§ **Problem**
Copy out every line in the entries below that contains the string "iaalexz". Match case exactly.
>> BEGIN Extracted material
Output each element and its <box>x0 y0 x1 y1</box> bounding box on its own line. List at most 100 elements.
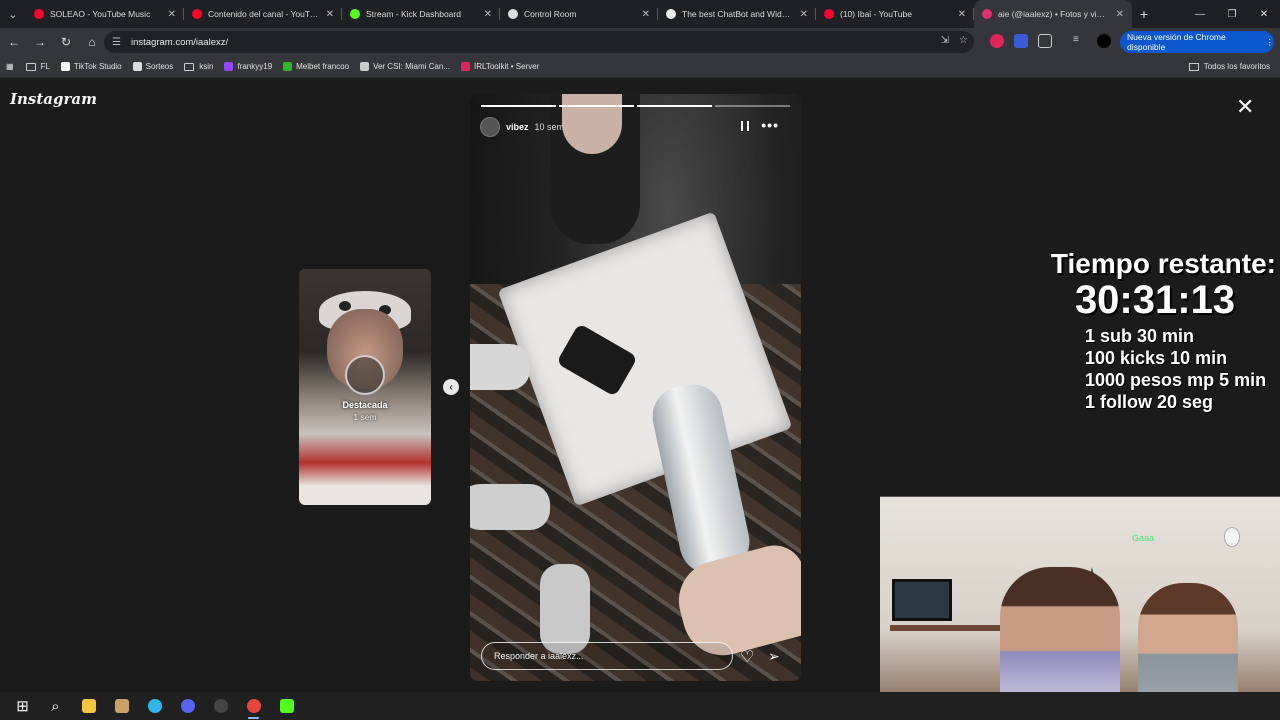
bookmark-item[interactable]: Sorteos <box>132 62 173 71</box>
home-icon[interactable]: ⌂ <box>80 30 104 54</box>
tab-title: SOLEAO - YouTube Music <box>50 9 151 19</box>
tab-close-icon[interactable]: ✕ <box>1116 9 1124 20</box>
bookmark-label: Melbet francoo <box>296 62 350 71</box>
progress-segment <box>481 105 556 107</box>
tab-title: The best ChatBot and Widgets <box>682 9 794 19</box>
story-username[interactable]: vibez <box>506 122 529 132</box>
bookmark-item[interactable]: Ver CSI: Miami Can... <box>360 62 450 71</box>
folder-icon <box>25 62 36 71</box>
media-controls-icon[interactable]: ≡ <box>1073 34 1087 48</box>
bookmark-item[interactable]: ksin <box>184 62 213 71</box>
browser-tab[interactable]: (10) Ibai - YouTube ✕ <box>816 0 974 28</box>
browser-tab[interactable]: Stream - Kick Dashboard ✕ <box>342 0 500 28</box>
browser-tab[interactable]: Control Room ✕ <box>500 0 658 28</box>
kick-icon[interactable] <box>270 692 303 720</box>
tab-favicon-icon <box>666 9 676 19</box>
webcam-overlay: Gaaa <box>880 496 1280 720</box>
tab-title: aie (@iaalexz) • Fotos y videos <box>998 9 1110 19</box>
melbet-icon <box>283 62 293 71</box>
close-story-icon[interactable]: ✕ <box>1236 94 1254 120</box>
windows-taskbar: ⊞ ⌕ <box>0 692 1280 720</box>
previous-story-arrow-icon[interactable]: ‹ <box>443 379 459 395</box>
search-icon[interactable]: ⌕ <box>39 692 72 720</box>
back-icon[interactable]: ← <box>2 30 26 54</box>
browser-tab[interactable]: Contenido del canal - YouTube ✕ <box>184 0 342 28</box>
story-time: 10 sem <box>534 122 565 132</box>
timer-rule: 1 sub 30 min <box>1085 326 1195 346</box>
bookmark-item[interactable]: FL <box>25 62 50 71</box>
progress-segment <box>559 105 634 107</box>
tab-close-icon[interactable]: ✕ <box>484 9 492 20</box>
discord-icon-glyph <box>180 699 195 713</box>
story-user-avatar[interactable] <box>480 117 500 137</box>
story-card[interactable]: vibez 10 sem ••• Responder a iaalexz... … <box>470 94 801 681</box>
bookmark-item[interactable]: TikTok Studio <box>60 62 122 71</box>
tab-close-icon[interactable]: ✕ <box>958 9 966 20</box>
install-app-icon[interactable]: ⇲ <box>941 35 949 46</box>
file-explorer-icon[interactable] <box>72 692 105 720</box>
chrome-update-button[interactable]: Nueva versión de Chrome disponible ⋮ <box>1120 31 1274 53</box>
discord-icon[interactable] <box>171 692 204 720</box>
edge-icon-glyph <box>147 699 162 713</box>
tab-title: Stream - Kick Dashboard <box>366 9 461 19</box>
instagram-logo[interactable]: Instagram <box>10 90 97 108</box>
tab-close-icon[interactable]: ✕ <box>800 9 808 20</box>
reload-icon[interactable]: ↻ <box>54 30 78 54</box>
tab-search-icon[interactable]: ⌄ <box>0 0 26 28</box>
tiktok-icon <box>60 62 70 71</box>
url-text: instagram.com/iaalexz/ <box>130 36 229 48</box>
forward-icon[interactable]: → <box>28 30 52 54</box>
app-icon[interactable] <box>105 692 138 720</box>
edge-icon[interactable] <box>138 692 171 720</box>
diamond-icon <box>132 62 142 71</box>
tab-title: (10) Ibai - YouTube <box>840 9 912 19</box>
toolbar: ← → ↻ ⌂ ☰ instagram.com/iaalexz/ ⇲ ☆ ≡ N… <box>0 28 1280 56</box>
tab-close-icon[interactable]: ✕ <box>326 9 334 20</box>
extension-red-icon[interactable] <box>990 34 1004 48</box>
folder-icon <box>184 62 195 71</box>
bookmark-item[interactable]: Melbet francoo <box>283 62 349 71</box>
progress-segment <box>715 105 790 107</box>
irltoolkit-icon <box>460 62 470 71</box>
all-bookmarks[interactable]: Todos los favoritos <box>1188 62 1270 71</box>
extensions-puzzle-icon[interactable] <box>1038 34 1052 48</box>
tab-close-icon[interactable]: ✕ <box>642 9 650 20</box>
tab-favicon-icon <box>982 9 992 19</box>
more-options-icon[interactable]: ••• <box>761 117 779 133</box>
bookmark-label: FL <box>40 62 50 71</box>
preview-time: 1 sem <box>353 412 377 422</box>
new-tab-button[interactable]: + <box>1132 0 1156 28</box>
story-image-shoe <box>470 344 530 390</box>
send-icon[interactable]: ➢ <box>768 648 780 665</box>
like-heart-icon[interactable]: ♡ <box>740 647 754 667</box>
close-window-icon[interactable]: ✕ <box>1248 0 1280 28</box>
apps-grid-icon[interactable]: ▦ <box>6 62 14 71</box>
windows-start-icon[interactable]: ⊞ <box>6 692 39 720</box>
bookmark-star-icon[interactable]: ☆ <box>959 35 968 46</box>
site-info-icon[interactable]: ☰ <box>112 37 121 48</box>
bookmark-label: IRLToolkit • Server <box>473 62 540 71</box>
browser-tab[interactable]: The best ChatBot and Widgets ✕ <box>658 0 816 28</box>
story-progress-bar <box>481 105 790 107</box>
instagram-story-viewer: Instagram ✕ Destacada 1 sem ‹ vibez 10 s… <box>0 80 1280 720</box>
extension-blue-icon[interactable] <box>1014 34 1028 48</box>
bookmark-item[interactable]: IRLToolkit • Server <box>460 62 540 71</box>
minimize-icon[interactable]: — <box>1184 0 1216 28</box>
restore-icon[interactable]: ❐ <box>1216 0 1248 28</box>
tab-close-icon[interactable]: ✕ <box>168 9 176 20</box>
obs-icon-glyph <box>213 699 228 713</box>
chrome-icon[interactable] <box>237 692 270 720</box>
browser-tab[interactable]: aie (@iaalexz) • Fotos y videos ✕ <box>974 0 1132 28</box>
reply-input[interactable]: Responder a iaalexz... <box>481 642 733 670</box>
address-bar[interactable]: ☰ instagram.com/iaalexz/ ⇲ ☆ <box>104 31 974 53</box>
previous-story-preview[interactable]: Destacada 1 sem <box>299 269 431 505</box>
bookmark-item[interactable]: frankyy19 <box>224 62 272 71</box>
profile-avatar[interactable] <box>1097 34 1111 48</box>
pause-icon[interactable] <box>741 121 749 131</box>
subathon-timer-overlay: Tiempo restante: 30:31:13 1 sub 30 min 10… <box>1035 248 1280 413</box>
browser-tab[interactable]: SOLEAO - YouTube Music ✕ <box>26 0 184 28</box>
obs-icon[interactable] <box>204 692 237 720</box>
app-icon-glyph <box>114 699 129 713</box>
timer-rule: 1000 pesos mp 5 min <box>1085 370 1267 390</box>
menu-dots-icon[interactable]: ⋮ <box>1266 37 1275 48</box>
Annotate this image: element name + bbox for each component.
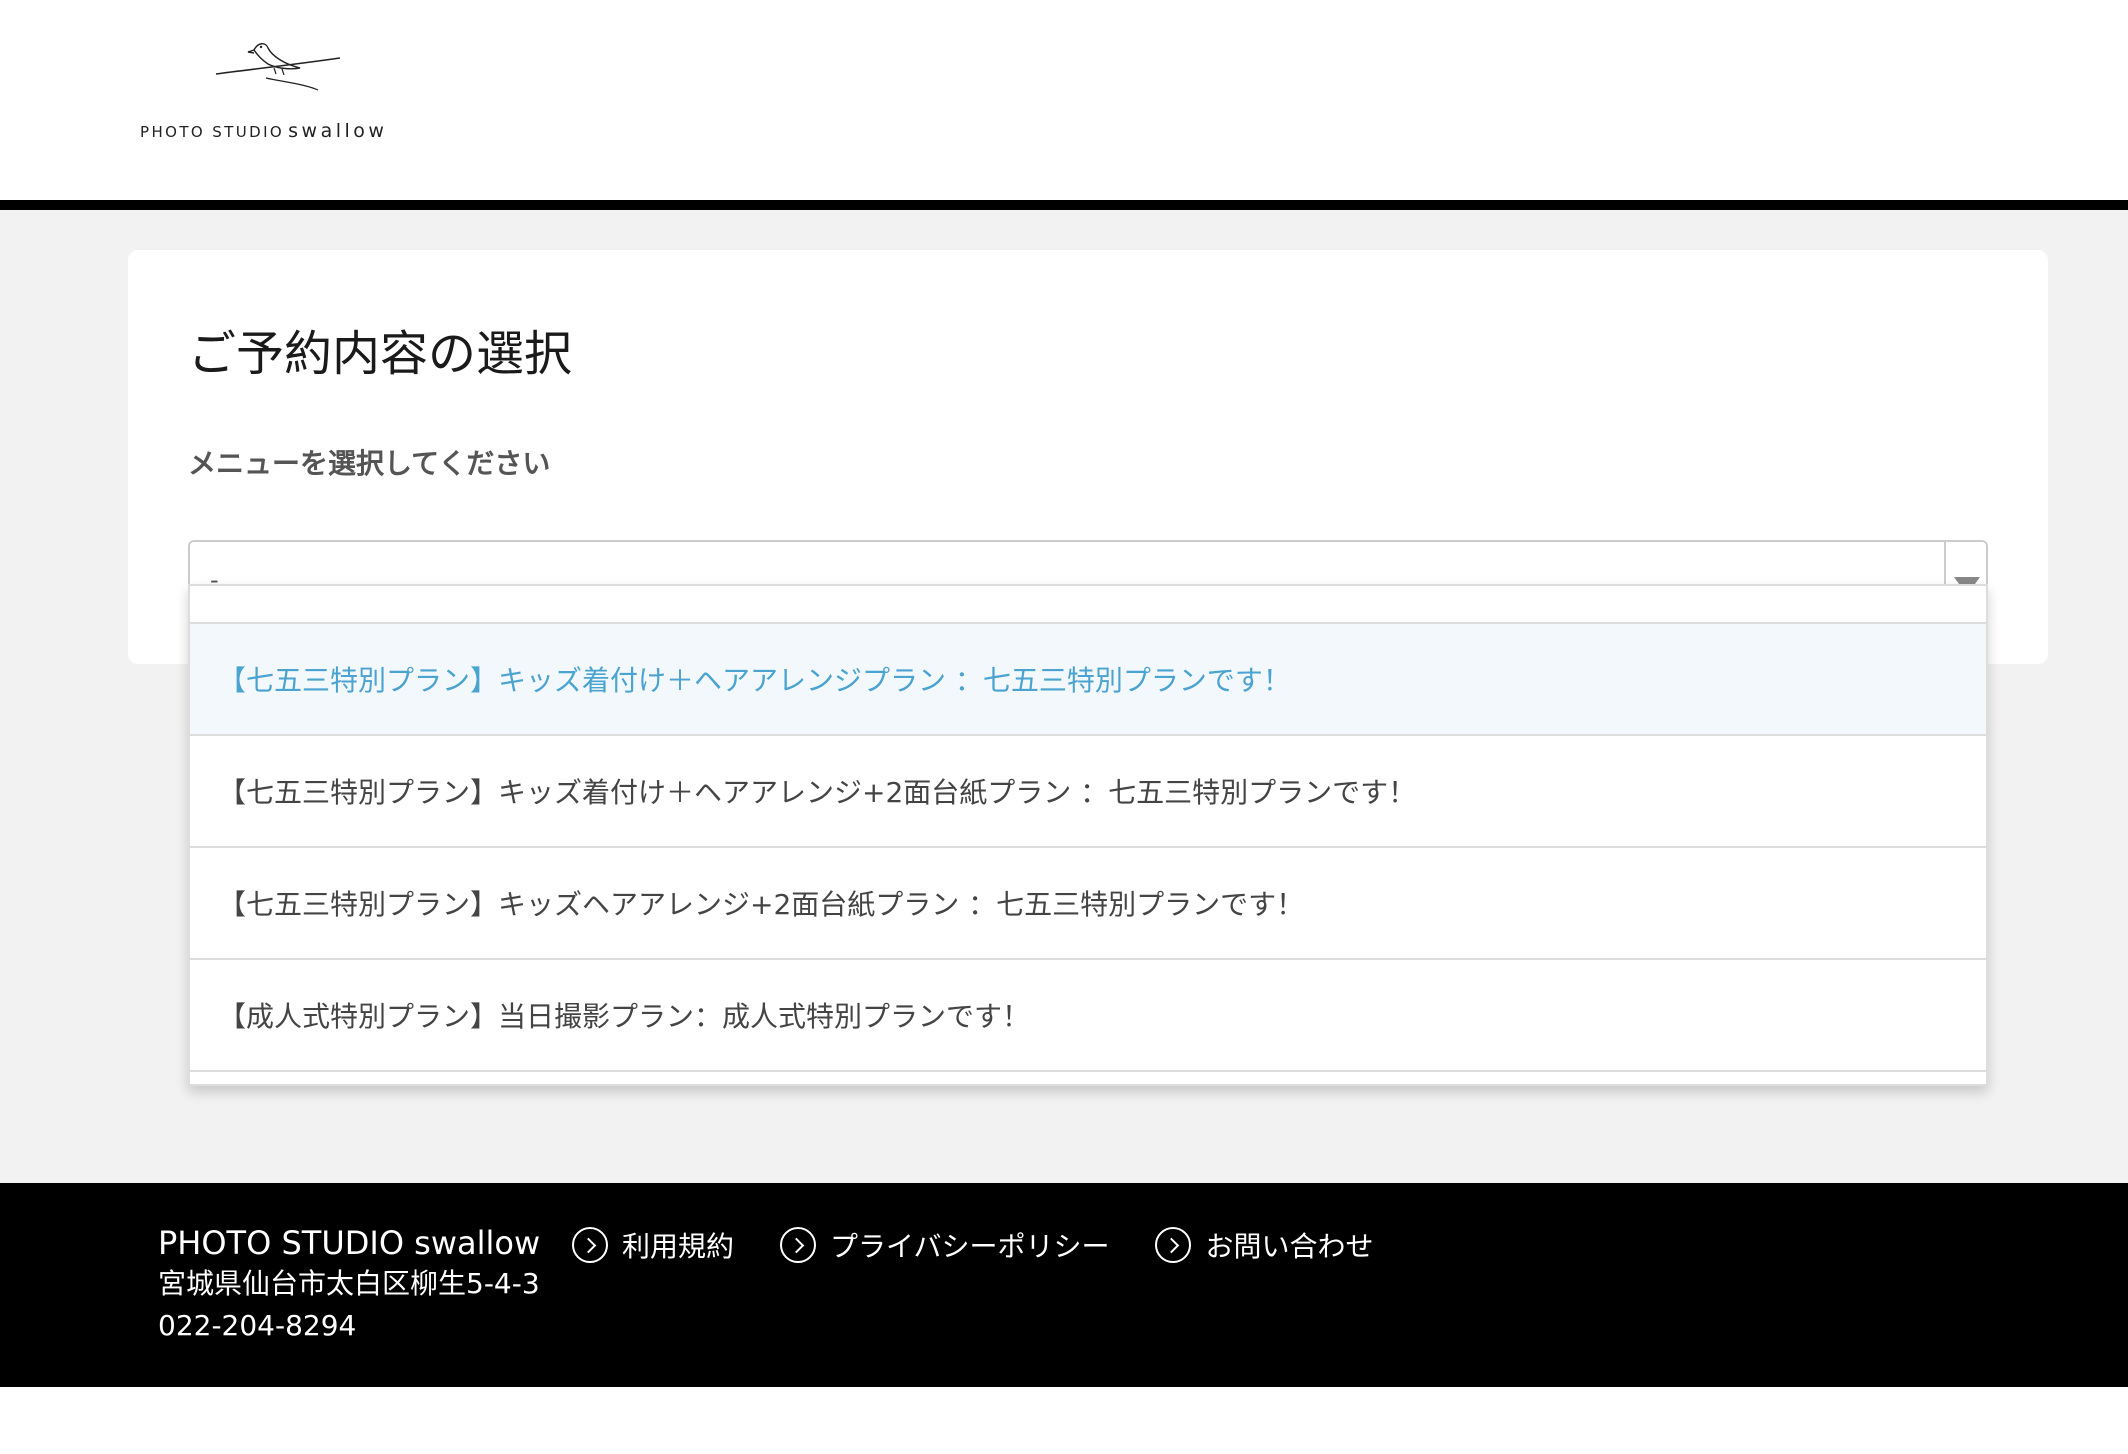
menu-option-kids-hair-2men[interactable]: 【七五三特別プラン】キッズヘアアレンジ+2面台紙プラン ：七五三特別プランです！ [190,848,1986,960]
footer-address: 宮城県仙台市太白区柳生5-4-3 [158,1267,540,1300]
logo-text-small: PHOTO STUDIO [140,123,285,141]
logo-text-big: swallow [288,120,388,142]
site-footer: PHOTO STUDIO swallow 宮城県仙台市太白区柳生5-4-3 02… [0,1183,2128,1387]
footer-studio-info: PHOTO STUDIO swallow 宮城県仙台市太白区柳生5-4-3 02… [158,1223,540,1347]
chevron-circle-right-icon [1155,1227,1192,1263]
logo-wordmark: PHOTO STUDIO swallow [140,120,387,142]
swallow-bird-icon [215,43,341,91]
footer-link-contact-label: お問い合わせ [1205,1230,1374,1263]
chevron-circle-right-icon [780,1227,817,1263]
footer-nav: 利用規約 プライバシーポリシー お問い合わせ [572,1225,1419,1265]
chevron-circle-right-icon [572,1227,608,1263]
header-divider [0,200,2128,210]
menu-option-kids-kitsuke-hair-2men[interactable]: 【七五三特別プラン】キッズ着付け＋ヘアアレンジ+2面台紙プラン ：七五三特別プラ… [190,736,1986,848]
footer-link-privacy[interactable]: プライバシーポリシー [780,1225,1109,1265]
menu-select-label: メニューを選択してください [188,447,551,480]
dropdown-empty-option[interactable] [190,586,1986,624]
page-title: ご予約内容の選択 [188,326,573,382]
site-header: PHOTO STUDIO swallow [0,0,2128,200]
footer-link-privacy-label: プライバシーポリシー [830,1230,1110,1263]
menu-option-kids-kitsuke-hair[interactable]: 【七五三特別プラン】キッズ着付け＋ヘアアレンジプラン ：七五三特別プランです！ [190,624,1986,736]
footer-link-contact[interactable]: お問い合わせ [1155,1225,1373,1265]
footer-link-terms[interactable]: 利用規約 [572,1225,734,1265]
footer-phone: 022-204-8294 [158,1309,357,1342]
studio-logo[interactable]: PHOTO STUDIO swallow [138,38,418,148]
menu-option-seijinshiki[interactable]: 【成人式特別プラン】当日撮影プラン：成人式特別プランです！ [190,960,1986,1072]
menu-dropdown-list: 【七五三特別プラン】キッズ着付け＋ヘアアレンジプラン ：七五三特別プランです！ … [188,584,1988,1086]
footer-link-terms-label: 利用規約 [622,1230,735,1263]
footer-studio-name: PHOTO STUDIO swallow [158,1224,541,1262]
>> END Extracted material
§ **Solution**
tab-title: aie (@iaalexz) • Fotos y videos <box>998 9 1110 19</box>
story-card[interactable]: vibez 10 sem ••• Responder a iaalexz... … <box>470 94 801 681</box>
url-text: instagram.com/iaalexz/ <box>130 36 229 48</box>
toolbar: ← → ↻ ⌂ ☰ instagram.com/iaalexz/ ⇲ ☆ ≡ N… <box>0 28 1280 56</box>
browser-tab[interactable]: aie (@iaalexz) • Fotos y videos ✕ <box>974 0 1132 28</box>
reply-input[interactable]: Responder a iaalexz... <box>481 642 733 670</box>
address-bar[interactable]: ☰ instagram.com/iaalexz/ ⇲ ☆ <box>104 31 974 53</box>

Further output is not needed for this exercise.